-- START Entries supplied --

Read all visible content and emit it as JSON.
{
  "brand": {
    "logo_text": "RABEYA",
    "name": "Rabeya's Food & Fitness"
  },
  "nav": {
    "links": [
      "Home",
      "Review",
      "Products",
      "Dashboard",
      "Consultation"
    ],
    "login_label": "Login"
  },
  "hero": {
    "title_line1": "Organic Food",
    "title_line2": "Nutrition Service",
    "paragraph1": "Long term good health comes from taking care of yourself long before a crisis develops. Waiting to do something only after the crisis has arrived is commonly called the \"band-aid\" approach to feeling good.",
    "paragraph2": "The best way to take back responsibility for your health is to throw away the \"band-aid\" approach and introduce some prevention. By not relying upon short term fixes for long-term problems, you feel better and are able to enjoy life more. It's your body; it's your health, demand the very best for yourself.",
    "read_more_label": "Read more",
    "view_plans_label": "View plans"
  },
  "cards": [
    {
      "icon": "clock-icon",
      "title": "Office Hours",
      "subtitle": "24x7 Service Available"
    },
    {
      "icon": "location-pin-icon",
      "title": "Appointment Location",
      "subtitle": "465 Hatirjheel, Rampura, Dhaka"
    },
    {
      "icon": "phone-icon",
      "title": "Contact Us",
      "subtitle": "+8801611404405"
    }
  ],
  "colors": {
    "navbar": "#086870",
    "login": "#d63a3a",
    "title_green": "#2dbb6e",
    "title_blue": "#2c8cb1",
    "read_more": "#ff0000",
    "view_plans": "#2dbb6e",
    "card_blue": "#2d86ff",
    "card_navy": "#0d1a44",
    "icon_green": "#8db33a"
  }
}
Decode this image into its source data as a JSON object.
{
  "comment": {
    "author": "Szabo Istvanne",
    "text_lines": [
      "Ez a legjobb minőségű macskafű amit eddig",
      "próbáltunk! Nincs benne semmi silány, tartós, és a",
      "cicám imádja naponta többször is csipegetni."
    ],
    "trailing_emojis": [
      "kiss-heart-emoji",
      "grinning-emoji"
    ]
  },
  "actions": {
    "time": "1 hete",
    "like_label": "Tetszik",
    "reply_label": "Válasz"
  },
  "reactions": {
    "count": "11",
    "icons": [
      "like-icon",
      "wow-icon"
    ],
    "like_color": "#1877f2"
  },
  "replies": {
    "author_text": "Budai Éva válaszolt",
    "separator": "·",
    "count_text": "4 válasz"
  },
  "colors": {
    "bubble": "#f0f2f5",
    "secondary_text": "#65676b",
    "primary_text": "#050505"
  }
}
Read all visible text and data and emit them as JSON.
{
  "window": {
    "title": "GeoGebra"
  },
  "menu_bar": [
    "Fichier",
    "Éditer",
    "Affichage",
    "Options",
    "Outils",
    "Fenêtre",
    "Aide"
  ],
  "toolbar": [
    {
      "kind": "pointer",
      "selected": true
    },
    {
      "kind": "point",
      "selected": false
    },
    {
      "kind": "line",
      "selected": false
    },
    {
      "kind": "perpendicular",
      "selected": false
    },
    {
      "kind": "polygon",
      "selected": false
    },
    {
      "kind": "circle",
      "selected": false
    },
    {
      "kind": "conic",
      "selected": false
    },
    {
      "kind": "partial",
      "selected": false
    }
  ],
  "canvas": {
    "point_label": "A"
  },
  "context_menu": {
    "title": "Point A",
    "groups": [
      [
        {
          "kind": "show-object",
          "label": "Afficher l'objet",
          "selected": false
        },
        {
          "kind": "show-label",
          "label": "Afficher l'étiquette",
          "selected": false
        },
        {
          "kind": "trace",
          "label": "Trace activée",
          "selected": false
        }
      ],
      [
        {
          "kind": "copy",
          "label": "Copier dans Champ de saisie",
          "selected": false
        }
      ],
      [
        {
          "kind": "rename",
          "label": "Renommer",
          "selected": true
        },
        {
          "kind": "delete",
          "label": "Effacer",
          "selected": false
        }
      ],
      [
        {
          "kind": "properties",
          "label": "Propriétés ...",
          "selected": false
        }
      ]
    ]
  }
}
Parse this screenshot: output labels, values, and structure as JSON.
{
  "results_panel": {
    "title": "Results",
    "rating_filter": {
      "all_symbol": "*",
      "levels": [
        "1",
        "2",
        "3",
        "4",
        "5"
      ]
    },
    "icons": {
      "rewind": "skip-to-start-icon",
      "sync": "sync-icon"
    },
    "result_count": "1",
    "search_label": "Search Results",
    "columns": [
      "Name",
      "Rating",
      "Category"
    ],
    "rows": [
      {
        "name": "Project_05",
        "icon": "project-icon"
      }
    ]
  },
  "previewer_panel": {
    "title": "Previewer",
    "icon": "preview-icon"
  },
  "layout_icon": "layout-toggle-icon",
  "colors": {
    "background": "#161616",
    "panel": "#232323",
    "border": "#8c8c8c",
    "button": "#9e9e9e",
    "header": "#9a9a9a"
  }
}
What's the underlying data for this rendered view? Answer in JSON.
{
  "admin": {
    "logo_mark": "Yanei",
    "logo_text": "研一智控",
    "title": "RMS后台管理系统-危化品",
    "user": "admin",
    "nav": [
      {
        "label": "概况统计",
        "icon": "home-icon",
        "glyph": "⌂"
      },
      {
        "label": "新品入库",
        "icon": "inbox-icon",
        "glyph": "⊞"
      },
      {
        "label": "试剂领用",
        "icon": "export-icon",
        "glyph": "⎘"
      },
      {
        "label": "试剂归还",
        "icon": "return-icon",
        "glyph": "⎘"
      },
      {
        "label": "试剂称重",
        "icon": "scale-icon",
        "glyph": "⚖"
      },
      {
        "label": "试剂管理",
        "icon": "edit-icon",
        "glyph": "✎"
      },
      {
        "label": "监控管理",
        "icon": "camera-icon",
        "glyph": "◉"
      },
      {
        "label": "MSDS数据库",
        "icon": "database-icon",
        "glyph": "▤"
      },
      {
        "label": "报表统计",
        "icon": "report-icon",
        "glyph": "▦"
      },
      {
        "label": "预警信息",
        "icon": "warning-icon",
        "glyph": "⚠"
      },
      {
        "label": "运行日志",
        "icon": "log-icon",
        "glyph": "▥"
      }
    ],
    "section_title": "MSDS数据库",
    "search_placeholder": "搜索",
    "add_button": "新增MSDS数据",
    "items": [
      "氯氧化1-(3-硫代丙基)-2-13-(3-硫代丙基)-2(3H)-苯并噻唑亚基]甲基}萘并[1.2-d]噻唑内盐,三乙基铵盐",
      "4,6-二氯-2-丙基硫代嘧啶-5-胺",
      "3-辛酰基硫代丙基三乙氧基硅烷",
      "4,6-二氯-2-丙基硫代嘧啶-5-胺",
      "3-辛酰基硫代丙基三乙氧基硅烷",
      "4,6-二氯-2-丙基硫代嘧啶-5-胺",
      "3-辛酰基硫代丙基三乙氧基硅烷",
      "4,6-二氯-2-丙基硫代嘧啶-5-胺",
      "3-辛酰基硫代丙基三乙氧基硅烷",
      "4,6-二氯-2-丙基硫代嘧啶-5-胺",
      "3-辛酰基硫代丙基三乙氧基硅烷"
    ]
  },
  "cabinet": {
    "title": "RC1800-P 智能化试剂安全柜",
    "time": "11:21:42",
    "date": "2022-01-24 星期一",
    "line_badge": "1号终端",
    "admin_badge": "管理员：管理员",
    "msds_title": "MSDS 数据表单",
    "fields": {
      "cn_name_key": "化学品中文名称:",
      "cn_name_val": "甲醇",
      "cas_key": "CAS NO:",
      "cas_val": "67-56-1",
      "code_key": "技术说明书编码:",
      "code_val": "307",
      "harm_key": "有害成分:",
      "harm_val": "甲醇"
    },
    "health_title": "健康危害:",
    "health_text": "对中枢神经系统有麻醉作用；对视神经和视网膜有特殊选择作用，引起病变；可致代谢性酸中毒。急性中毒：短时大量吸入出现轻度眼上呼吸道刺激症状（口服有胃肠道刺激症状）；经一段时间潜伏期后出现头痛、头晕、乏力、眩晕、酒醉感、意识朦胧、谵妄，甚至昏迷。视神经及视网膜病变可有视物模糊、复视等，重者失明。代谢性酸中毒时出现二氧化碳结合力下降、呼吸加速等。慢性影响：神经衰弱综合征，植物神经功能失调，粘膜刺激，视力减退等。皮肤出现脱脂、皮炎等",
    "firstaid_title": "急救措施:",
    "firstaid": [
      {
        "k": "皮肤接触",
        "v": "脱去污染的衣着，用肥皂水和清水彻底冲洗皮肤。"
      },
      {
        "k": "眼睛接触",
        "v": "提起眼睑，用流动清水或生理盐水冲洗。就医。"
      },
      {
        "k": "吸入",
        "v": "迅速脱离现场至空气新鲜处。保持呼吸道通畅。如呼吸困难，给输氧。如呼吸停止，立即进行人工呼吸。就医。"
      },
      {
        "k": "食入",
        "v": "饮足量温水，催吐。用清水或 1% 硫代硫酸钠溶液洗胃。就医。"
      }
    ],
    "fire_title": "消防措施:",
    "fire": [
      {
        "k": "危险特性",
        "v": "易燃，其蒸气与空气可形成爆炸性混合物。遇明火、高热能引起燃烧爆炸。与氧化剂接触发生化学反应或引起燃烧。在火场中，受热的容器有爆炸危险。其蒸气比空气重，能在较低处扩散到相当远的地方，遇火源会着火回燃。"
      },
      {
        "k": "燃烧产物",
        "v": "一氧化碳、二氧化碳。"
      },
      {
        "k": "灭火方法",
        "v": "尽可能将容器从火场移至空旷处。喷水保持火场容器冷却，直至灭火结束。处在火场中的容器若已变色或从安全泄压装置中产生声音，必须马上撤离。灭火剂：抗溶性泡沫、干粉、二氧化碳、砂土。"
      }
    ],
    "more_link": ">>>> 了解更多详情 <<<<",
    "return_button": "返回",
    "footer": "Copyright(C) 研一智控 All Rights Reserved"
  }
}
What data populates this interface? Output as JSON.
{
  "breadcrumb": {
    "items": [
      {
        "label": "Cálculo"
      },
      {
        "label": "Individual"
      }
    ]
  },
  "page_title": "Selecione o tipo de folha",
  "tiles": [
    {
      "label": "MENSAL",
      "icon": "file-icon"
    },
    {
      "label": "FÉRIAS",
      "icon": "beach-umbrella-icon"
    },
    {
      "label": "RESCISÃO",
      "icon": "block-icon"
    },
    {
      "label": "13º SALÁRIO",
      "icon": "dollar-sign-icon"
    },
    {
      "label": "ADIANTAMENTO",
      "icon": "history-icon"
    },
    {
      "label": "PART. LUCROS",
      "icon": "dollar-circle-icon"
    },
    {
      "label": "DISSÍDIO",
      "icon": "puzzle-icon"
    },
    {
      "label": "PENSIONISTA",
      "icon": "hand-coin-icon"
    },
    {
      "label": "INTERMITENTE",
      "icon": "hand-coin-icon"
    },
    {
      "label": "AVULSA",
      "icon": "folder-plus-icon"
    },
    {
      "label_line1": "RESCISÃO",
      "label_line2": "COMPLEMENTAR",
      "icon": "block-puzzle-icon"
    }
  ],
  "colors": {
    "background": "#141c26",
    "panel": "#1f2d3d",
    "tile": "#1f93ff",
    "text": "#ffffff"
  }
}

-- END Entries supplied --

To be done: The lines to quote run from the one containing "What data populates" through the final line of the material above; please give them exactly, both ends included, and nothing else.

The result:
What data populates this interface? Output as JSON.
{
  "breadcrumb": {
    "items": [
      {
        "label": "Cálculo"
      },
      {
        "label": "Individual"
      }
    ]
  },
  "page_title": "Selecione o tipo de folha",
  "tiles": [
    {
      "label": "MENSAL",
      "icon": "file-icon"
    },
    {
      "label": "FÉRIAS",
      "icon": "beach-umbrella-icon"
    },
    {
      "label": "RESCISÃO",
      "icon": "block-icon"
    },
    {
      "label": "13º SALÁRIO",
      "icon": "dollar-sign-icon"
    },
    {
      "label": "ADIANTAMENTO",
      "icon": "history-icon"
    },
    {
      "label": "PART. LUCROS",
      "icon": "dollar-circle-icon"
    },
    {
      "label": "DISSÍDIO",
      "icon": "puzzle-icon"
    },
    {
      "label": "PENSIONISTA",
      "icon": "hand-coin-icon"
    },
    {
      "label": "INTERMITENTE",
      "icon": "hand-coin-icon"
    },
    {
      "label": "AVULSA",
      "icon": "folder-plus-icon"
    },
    {
      "label_line1": "RESCISÃO",
      "label_line2": "COMPLEMENTAR",
      "icon": "block-puzzle-icon"
    }
  ],
  "colors": {
    "background": "#141c26",
    "panel": "#1f2d3d",
    "tile": "#1f93ff",
    "text": "#ffffff"
  }
}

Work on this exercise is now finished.